[Begin Available records]
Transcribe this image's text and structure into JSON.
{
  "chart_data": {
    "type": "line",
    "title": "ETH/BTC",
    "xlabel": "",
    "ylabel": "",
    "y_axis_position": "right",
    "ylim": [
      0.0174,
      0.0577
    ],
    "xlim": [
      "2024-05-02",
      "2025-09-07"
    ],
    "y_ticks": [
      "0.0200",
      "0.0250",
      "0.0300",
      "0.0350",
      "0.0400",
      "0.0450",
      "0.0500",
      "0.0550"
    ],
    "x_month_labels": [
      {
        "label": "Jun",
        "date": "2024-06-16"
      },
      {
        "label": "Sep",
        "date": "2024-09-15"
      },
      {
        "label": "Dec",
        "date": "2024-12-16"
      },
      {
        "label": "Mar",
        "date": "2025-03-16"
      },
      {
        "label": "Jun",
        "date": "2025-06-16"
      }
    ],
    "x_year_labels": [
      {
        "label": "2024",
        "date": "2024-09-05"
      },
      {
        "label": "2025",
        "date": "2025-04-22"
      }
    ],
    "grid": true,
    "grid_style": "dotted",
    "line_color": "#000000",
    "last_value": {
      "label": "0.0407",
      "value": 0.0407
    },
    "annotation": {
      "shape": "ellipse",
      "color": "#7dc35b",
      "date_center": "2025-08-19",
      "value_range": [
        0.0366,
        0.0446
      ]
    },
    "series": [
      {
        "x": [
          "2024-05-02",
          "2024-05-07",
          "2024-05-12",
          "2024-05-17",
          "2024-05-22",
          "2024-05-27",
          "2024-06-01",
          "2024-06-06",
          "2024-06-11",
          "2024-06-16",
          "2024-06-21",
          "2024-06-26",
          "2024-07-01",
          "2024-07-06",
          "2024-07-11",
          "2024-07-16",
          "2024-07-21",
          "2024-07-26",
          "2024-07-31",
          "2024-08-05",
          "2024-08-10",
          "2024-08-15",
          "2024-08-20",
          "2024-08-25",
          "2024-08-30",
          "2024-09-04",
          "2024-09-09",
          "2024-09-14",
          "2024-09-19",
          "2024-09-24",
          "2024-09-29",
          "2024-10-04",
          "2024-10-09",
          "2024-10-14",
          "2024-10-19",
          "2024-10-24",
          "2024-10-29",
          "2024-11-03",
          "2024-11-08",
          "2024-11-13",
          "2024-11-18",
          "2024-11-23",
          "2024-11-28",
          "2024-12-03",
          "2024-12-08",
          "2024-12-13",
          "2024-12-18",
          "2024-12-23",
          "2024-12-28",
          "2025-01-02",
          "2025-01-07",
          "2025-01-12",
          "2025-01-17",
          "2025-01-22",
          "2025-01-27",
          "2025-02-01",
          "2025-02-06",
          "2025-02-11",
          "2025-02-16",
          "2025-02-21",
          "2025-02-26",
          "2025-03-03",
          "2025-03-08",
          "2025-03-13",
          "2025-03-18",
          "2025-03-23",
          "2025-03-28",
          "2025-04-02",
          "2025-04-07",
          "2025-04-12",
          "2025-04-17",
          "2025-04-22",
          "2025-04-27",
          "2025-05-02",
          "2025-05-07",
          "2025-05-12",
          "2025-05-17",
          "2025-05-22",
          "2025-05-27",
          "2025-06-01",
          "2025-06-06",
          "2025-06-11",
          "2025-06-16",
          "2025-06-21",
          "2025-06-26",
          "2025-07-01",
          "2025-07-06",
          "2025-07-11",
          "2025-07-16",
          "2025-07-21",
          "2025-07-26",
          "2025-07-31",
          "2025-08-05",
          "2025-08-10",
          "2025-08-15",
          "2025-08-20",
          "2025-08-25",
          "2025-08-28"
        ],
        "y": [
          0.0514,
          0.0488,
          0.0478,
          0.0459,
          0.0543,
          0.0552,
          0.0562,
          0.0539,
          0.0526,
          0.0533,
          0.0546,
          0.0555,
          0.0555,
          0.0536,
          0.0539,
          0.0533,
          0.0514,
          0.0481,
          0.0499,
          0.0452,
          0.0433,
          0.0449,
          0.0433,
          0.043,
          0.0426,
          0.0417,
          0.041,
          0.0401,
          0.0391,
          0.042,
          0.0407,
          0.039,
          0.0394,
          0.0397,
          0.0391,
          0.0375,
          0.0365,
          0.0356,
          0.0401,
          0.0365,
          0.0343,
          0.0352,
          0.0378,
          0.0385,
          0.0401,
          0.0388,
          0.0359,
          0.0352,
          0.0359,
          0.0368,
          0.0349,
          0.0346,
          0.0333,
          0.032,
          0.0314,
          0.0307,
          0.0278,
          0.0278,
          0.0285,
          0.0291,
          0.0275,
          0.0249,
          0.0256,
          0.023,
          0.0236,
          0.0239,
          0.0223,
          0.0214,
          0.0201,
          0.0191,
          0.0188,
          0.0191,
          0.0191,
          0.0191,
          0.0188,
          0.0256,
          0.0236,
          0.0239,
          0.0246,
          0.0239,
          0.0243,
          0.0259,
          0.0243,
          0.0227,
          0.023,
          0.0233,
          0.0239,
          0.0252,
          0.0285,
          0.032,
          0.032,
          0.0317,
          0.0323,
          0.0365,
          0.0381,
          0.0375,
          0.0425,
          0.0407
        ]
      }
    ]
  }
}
[End Available records]
[Begin Available records]
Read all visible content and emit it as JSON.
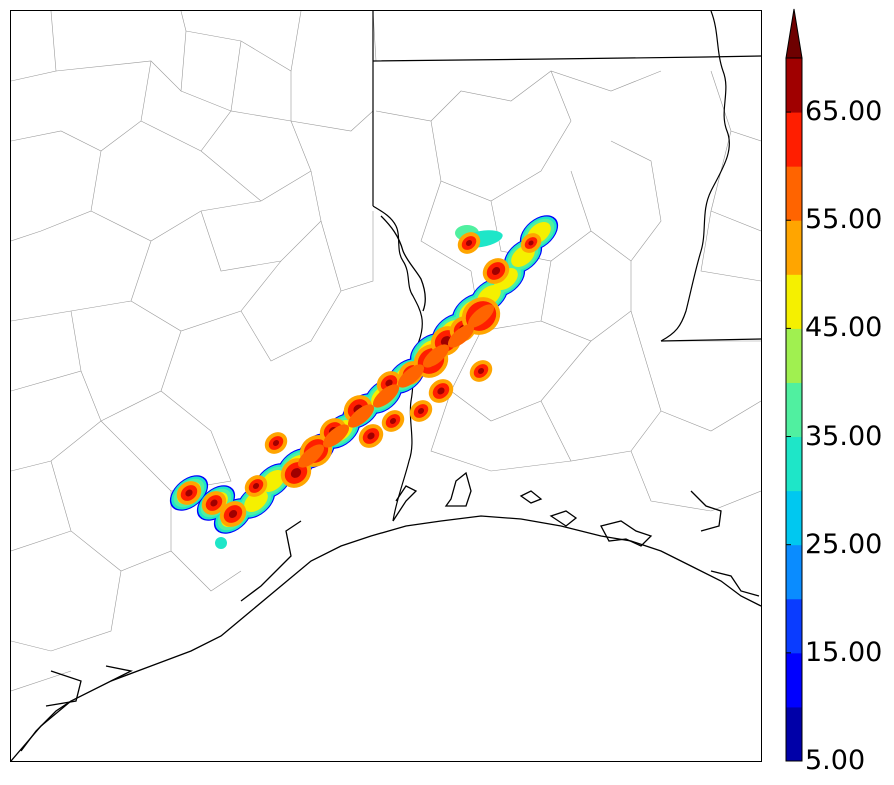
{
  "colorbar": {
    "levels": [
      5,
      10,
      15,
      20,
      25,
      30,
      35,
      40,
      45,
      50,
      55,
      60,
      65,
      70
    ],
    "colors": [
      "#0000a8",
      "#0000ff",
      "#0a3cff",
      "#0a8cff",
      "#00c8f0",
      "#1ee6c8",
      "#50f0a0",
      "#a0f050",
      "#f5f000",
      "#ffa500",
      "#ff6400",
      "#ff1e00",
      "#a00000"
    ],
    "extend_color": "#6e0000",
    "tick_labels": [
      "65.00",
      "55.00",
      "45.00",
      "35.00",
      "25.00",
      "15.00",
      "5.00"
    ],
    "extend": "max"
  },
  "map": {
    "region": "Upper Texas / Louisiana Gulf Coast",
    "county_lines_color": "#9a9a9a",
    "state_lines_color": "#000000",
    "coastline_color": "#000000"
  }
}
[End Available records]
--- Requirement ---
Where a line contains the string "JSON", extract that line.

--- Output of the task ---
Transcribe this image's text and structure into JSON.
Read all visible content and emit it as JSON.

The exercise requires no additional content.